Write out the material below again, unchanged.

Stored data
********************
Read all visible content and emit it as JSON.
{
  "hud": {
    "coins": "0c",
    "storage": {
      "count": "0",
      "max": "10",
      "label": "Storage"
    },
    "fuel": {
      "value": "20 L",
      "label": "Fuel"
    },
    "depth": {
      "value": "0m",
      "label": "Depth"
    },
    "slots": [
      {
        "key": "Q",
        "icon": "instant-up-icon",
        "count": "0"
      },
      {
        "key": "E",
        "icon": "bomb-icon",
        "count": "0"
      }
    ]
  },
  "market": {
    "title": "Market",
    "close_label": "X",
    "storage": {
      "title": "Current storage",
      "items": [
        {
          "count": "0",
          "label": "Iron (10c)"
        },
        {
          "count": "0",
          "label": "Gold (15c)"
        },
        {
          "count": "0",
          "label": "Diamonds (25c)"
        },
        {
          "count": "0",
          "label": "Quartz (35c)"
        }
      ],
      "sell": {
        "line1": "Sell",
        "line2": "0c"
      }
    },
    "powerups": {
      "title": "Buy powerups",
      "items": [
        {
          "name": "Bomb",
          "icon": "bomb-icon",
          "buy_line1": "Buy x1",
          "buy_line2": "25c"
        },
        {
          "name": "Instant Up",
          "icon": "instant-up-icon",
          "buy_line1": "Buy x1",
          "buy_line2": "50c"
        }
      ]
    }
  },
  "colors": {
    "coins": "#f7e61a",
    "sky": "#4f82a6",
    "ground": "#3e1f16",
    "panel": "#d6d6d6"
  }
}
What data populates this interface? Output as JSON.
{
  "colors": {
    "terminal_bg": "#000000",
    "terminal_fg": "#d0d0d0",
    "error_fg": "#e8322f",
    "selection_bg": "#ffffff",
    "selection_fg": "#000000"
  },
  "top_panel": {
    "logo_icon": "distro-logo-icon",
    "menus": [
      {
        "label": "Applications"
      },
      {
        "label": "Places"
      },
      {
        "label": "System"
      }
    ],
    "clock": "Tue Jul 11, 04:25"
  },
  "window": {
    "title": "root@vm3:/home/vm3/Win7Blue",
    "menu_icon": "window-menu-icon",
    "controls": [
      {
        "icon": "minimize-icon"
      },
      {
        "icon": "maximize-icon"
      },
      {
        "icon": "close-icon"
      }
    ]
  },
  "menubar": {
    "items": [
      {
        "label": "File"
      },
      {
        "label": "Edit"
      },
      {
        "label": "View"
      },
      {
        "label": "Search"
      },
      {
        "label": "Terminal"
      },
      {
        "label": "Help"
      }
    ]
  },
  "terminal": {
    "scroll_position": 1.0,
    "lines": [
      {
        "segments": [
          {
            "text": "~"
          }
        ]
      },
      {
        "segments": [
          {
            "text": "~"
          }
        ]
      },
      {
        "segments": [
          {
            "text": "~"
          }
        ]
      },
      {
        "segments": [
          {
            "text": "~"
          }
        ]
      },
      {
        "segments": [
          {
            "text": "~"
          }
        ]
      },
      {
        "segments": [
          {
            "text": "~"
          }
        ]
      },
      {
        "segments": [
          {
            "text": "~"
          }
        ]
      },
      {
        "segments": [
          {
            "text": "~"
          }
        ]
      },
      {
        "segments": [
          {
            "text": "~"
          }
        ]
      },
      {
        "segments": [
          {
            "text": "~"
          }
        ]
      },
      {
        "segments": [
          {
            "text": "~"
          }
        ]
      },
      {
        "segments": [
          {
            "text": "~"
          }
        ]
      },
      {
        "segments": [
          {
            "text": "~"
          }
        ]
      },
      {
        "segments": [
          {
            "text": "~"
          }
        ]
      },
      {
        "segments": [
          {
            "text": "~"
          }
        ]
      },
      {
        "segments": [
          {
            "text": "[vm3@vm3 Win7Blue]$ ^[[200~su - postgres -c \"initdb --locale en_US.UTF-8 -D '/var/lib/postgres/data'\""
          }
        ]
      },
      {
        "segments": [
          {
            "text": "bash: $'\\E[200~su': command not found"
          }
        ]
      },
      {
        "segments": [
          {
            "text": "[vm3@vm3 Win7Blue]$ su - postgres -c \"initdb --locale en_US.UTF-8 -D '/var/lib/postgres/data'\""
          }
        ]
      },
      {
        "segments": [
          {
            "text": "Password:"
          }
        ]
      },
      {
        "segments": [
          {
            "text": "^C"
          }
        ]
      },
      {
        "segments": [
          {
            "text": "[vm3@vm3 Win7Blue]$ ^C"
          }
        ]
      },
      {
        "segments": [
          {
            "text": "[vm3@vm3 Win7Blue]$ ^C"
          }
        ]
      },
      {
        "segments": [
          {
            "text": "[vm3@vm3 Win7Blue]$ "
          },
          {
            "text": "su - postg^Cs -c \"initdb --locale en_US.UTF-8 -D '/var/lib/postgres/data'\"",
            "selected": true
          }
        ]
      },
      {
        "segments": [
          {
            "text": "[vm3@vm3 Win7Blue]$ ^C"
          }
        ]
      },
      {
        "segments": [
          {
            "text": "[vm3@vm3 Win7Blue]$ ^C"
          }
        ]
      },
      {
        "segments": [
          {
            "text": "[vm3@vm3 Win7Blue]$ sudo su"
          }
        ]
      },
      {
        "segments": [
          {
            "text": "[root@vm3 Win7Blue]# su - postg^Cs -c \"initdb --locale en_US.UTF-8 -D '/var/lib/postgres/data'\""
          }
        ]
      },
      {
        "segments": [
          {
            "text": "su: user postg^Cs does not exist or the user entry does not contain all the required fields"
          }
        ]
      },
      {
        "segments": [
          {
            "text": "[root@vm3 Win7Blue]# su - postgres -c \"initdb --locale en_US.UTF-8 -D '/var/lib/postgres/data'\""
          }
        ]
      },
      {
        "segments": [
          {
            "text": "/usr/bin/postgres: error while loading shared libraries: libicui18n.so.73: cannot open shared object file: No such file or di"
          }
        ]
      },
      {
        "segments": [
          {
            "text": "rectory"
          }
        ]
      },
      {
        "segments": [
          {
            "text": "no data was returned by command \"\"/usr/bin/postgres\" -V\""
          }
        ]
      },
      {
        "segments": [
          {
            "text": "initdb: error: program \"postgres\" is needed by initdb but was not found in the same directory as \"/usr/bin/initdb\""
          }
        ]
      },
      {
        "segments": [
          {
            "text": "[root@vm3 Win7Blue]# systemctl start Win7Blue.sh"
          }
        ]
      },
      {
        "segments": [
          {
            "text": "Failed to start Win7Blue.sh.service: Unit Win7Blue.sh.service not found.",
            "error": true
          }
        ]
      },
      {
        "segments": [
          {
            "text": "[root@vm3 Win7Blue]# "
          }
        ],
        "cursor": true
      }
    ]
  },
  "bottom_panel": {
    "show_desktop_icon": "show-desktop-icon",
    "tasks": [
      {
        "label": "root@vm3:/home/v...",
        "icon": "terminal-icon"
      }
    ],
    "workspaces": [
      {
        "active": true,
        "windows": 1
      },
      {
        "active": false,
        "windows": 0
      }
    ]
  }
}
********************
Reply to the task:
Read all visible content and emit it as JSON.
{
  "hud": {
    "coins": "0c",
    "storage": {
      "count": "0",
      "max": "10",
      "label": "Storage"
    },
    "fuel": {
      "value": "20 L",
      "label": "Fuel"
    },
    "depth": {
      "value": "0m",
      "label": "Depth"
    },
    "slots": [
      {
        "key": "Q",
        "icon": "instant-up-icon",
        "count": "0"
      },
      {
        "key": "E",
        "icon": "bomb-icon",
        "count": "0"
      }
    ]
  },
  "market": {
    "title": "Market",
    "close_label": "X",
    "storage": {
      "title": "Current storage",
      "items": [
        {
          "count": "0",
          "label": "Iron (10c)"
        },
        {
          "count": "0",
          "label": "Gold (15c)"
        },
        {
          "count": "0",
          "label": "Diamonds (25c)"
        },
        {
          "count": "0",
          "label": "Quartz (35c)"
        }
      ],
      "sell": {
        "line1": "Sell",
        "line2": "0c"
      }
    },
    "powerups": {
      "title": "Buy powerups",
      "items": [
        {
          "name": "Bomb",
          "icon": "bomb-icon",
          "buy_line1": "Buy x1",
          "buy_line2": "25c"
        },
        {
          "name": "Instant Up",
          "icon": "instant-up-icon",
          "buy_line1": "Buy x1",
          "buy_line2": "50c"
        }
      ]
    }
  },
  "colors": {
    "coins": "#f7e61a",
    "sky": "#4f82a6",
    "ground": "#3e1f16",
    "panel": "#d6d6d6"
  }
}
What data populates this interface? Output as JSON.
{
  "colors": {
    "terminal_bg": "#000000",
    "terminal_fg": "#d0d0d0",
    "error_fg": "#e8322f",
    "selection_bg": "#ffffff",
    "selection_fg": "#000000"
  },
  "top_panel": {
    "logo_icon": "distro-logo-icon",
    "menus": [
      {
        "label": "Applications"
      },
      {
        "label": "Places"
      },
      {
        "label": "System"
      }
    ],
    "clock": "Tue Jul 11, 04:25"
  },
  "window": {
    "title": "root@vm3:/home/vm3/Win7Blue",
    "menu_icon": "window-menu-icon",
    "controls": [
      {
        "icon": "minimize-icon"
      },
      {
        "icon": "maximize-icon"
      },
      {
        "icon": "close-icon"
      }
    ]
  },
  "menubar": {
    "items": [
      {
        "label": "File"
      },
      {
        "label": "Edit"
      },
      {
        "label": "View"
      },
      {
        "label": "Search"
      },
      {
        "label": "Terminal"
      },
      {
        "label": "Help"
      }
    ]
  },
  "terminal": {
    "scroll_position": 1.0,
    "lines": [
      {
        "segments": [
          {
            "text": "~"
          }
        ]
      },
      {
        "segments": [
          {
            "text": "~"
          }
        ]
      },
      {
        "segments": [
          {
            "text": "~"
          }
        ]
      },
      {
        "segments": [
          {
            "text": "~"
          }
        ]
      },
      {
        "segments": [
          {
            "text": "~"
          }
        ]
      },
      {
        "segments": [
          {
            "text": "~"
          }
        ]
      },
      {
        "segments": [
          {
            "text": "~"
          }
        ]
      },
      {
        "segments": [
          {
            "text": "~"
          }
        ]
      },
      {
        "segments": [
          {
            "text": "~"
          }
        ]
      },
      {
        "segments": [
          {
            "text": "~"
          }
        ]
      },
      {
        "segments": [
          {
            "text": "~"
          }
        ]
      },
      {
        "segments": [
          {
            "text": "~"
          }
        ]
      },
      {
        "segments": [
          {
            "text": "~"
          }
        ]
      },
      {
        "segments": [
          {
            "text": "~"
          }
        ]
      },
      {
        "segments": [
          {
            "text": "~"
          }
        ]
      },
      {
        "segments": [
          {
            "text": "[vm3@vm3 Win7Blue]$ ^[[200~su - postgres -c \"initdb --locale en_US.UTF-8 -D '/var/lib/postgres/data'\""
          }
        ]
      },
      {
        "segments": [
          {
            "text": "bash: $'\\E[200~su': command not found"
          }
        ]
      },
      {
        "segments": [
          {
            "text": "[vm3@vm3 Win7Blue]$ su - postgres -c \"initdb --locale en_US.UTF-8 -D '/var/lib/postgres/data'\""
          }
        ]
      },
      {
        "segments": [
          {
            "text": "Password:"
          }
        ]
      },
      {
        "segments": [
          {
            "text": "^C"
          }
        ]
      },
      {
        "segments": [
          {
            "text": "[vm3@vm3 Win7Blue]$ ^C"
          }
        ]
      },
      {
        "segments": [
          {
            "text": "[vm3@vm3 Win7Blue]$ ^C"
          }
        ]
      },
      {
        "segments": [
          {
            "text": "[vm3@vm3 Win7Blue]$ "
          },
          {
            "text": "su - postg^Cs -c \"initdb --locale en_US.UTF-8 -D '/var/lib/postgres/data'\"",
            "selected": true
          }
        ]
      },
      {
        "segments": [
          {
            "text": "[vm3@vm3 Win7Blue]$ ^C"
          }
        ]
      },
      {
        "segments": [
          {
            "text": "[vm3@vm3 Win7Blue]$ ^C"
          }
        ]
      },
      {
        "segments": [
          {
            "text": "[vm3@vm3 Win7Blue]$ sudo su"
          }
        ]
      },
      {
        "segments": [
          {
            "text": "[root@vm3 Win7Blue]# su - postg^Cs -c \"initdb --locale en_US.UTF-8 -D '/var/lib/postgres/data'\""
          }
        ]
      },
      {
        "segments": [
          {
            "text": "su: user postg^Cs does not exist or the user entry does not contain all the required fields"
          }
        ]
      },
      {
        "segments": [
          {
            "text": "[root@vm3 Win7Blue]# su - postgres -c \"initdb --locale en_US.UTF-8 -D '/var/lib/postgres/data'\""
          }
        ]
      },
      {
        "segments": [
          {
            "text": "/usr/bin/postgres: error while loading shared libraries: libicui18n.so.73: cannot open shared object file: No such file or di"
          }
        ]
      },
      {
        "segments": [
          {
            "text": "rectory"
          }
        ]
      },
      {
        "segments": [
          {
            "text": "no data was returned by command \"\"/usr/bin/postgres\" -V\""
          }
        ]
      },
      {
        "segments": [
          {
            "text": "initdb: error: program \"postgres\" is needed by initdb but was not found in the same directory as \"/usr/bin/initdb\""
          }
        ]
      },
      {
        "segments": [
          {
            "text": "[root@vm3 Win7Blue]# systemctl start Win7Blue.sh"
          }
        ]
      },
      {
        "segments": [
          {
            "text": "Failed to start Win7Blue.sh.service: Unit Win7Blue.sh.service not found.",
            "error": true
          }
        ]
      },
      {
        "segments": [
          {
            "text": "[root@vm3 Win7Blue]# "
          }
        ],
        "cursor": true
      }
    ]
  },
  "bottom_panel": {
    "show_desktop_icon": "show-desktop-icon",
    "tasks": [
      {
        "label": "root@vm3:/home/v...",
        "icon": "terminal-icon"
      }
    ],
    "workspaces": [
      {
        "active": true,
        "windows": 1
      },
      {
        "active": false,
        "windows": 0
      }
    ]
  }
}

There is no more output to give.